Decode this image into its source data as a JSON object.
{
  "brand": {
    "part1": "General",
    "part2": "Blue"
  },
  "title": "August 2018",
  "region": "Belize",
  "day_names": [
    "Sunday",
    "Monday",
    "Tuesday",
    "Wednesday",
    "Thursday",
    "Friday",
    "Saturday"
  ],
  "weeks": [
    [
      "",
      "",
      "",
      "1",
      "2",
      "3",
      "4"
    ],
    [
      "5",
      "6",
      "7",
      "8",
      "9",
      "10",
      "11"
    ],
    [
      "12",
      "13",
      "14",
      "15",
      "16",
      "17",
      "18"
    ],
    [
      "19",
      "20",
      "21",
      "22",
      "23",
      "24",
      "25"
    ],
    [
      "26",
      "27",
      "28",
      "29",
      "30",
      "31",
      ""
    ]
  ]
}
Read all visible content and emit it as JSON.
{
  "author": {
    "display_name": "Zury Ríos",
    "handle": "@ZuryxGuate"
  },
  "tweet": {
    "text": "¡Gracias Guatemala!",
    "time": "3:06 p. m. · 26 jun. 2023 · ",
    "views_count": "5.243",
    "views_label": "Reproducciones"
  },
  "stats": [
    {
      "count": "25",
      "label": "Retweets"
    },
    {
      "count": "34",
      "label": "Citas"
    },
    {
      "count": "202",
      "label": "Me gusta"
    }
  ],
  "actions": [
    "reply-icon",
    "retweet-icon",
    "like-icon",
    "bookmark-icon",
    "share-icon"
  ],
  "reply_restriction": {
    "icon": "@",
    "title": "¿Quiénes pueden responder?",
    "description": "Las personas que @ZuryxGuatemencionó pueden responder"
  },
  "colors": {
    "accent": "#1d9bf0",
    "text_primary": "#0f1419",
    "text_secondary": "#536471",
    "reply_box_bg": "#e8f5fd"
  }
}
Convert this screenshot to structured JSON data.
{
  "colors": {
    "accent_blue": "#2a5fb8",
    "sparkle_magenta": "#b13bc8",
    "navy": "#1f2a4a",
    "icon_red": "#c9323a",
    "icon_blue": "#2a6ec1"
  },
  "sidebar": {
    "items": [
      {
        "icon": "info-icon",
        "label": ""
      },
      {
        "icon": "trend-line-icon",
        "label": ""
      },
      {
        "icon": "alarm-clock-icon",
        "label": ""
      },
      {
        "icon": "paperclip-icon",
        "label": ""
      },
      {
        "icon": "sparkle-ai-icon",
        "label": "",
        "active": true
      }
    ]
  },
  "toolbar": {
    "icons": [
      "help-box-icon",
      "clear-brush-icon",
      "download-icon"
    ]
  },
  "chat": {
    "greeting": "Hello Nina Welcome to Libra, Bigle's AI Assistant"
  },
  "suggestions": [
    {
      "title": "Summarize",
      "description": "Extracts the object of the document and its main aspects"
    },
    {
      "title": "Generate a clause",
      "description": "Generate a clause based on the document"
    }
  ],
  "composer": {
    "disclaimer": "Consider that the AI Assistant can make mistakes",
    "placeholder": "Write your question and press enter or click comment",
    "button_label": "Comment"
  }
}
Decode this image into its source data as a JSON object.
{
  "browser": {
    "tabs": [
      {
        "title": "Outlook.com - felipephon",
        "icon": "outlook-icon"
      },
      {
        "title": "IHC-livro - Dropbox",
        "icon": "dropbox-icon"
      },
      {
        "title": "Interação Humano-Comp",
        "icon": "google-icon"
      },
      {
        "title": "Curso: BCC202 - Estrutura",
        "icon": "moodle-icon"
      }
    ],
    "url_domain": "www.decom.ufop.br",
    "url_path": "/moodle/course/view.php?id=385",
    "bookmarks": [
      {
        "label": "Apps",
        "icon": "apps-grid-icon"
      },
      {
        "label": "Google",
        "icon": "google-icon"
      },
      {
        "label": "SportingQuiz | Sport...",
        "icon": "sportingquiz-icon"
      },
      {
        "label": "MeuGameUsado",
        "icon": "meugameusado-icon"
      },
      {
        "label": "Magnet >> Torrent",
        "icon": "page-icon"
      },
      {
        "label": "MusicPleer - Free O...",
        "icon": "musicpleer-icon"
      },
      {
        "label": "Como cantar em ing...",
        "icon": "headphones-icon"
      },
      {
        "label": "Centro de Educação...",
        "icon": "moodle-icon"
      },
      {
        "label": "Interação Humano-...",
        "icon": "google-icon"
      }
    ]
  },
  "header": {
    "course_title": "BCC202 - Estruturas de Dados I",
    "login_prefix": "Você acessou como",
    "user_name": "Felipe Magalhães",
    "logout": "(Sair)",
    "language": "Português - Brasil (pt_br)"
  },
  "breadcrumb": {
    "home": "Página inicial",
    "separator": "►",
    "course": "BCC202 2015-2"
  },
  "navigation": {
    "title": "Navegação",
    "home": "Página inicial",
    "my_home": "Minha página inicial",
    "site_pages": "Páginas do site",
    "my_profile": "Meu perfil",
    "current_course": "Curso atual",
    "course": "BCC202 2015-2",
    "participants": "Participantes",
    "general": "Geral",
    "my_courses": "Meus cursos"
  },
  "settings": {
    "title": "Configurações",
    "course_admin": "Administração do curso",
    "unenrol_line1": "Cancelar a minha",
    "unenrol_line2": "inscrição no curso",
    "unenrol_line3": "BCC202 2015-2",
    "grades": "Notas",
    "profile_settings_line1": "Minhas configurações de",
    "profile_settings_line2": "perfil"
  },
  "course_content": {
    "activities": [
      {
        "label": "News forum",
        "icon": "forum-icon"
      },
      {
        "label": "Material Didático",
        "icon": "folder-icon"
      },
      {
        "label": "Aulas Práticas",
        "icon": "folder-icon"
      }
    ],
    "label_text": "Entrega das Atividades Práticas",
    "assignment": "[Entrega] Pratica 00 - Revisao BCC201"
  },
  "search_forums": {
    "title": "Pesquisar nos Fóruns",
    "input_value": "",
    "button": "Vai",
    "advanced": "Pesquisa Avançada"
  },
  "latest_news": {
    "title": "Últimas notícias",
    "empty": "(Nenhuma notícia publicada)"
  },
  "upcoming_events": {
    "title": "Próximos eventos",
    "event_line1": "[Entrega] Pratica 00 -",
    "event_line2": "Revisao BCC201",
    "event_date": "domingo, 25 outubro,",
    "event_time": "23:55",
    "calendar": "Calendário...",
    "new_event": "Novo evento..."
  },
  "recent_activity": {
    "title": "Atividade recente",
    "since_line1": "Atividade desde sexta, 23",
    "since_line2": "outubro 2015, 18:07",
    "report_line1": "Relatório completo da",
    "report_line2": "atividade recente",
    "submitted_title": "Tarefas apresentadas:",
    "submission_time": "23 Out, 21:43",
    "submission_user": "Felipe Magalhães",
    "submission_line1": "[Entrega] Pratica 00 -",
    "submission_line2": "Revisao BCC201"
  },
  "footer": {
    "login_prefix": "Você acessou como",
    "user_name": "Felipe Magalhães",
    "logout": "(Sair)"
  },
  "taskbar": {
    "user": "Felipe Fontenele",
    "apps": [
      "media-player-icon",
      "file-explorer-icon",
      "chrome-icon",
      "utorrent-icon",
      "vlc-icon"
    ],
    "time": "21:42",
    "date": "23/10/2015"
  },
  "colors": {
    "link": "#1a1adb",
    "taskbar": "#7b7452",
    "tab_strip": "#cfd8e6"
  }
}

§ §

** JOB **
Wherever "Pratica" shows up in a line, copy that line.

** WORKED SOLUTION **
    "assignment": "[Entrega] Pratica 00 - Revisao BCC201"
    "event_line1": "[Entrega] Pratica 00 -",
    "submission_line1": "[Entrega] Pratica 00 -",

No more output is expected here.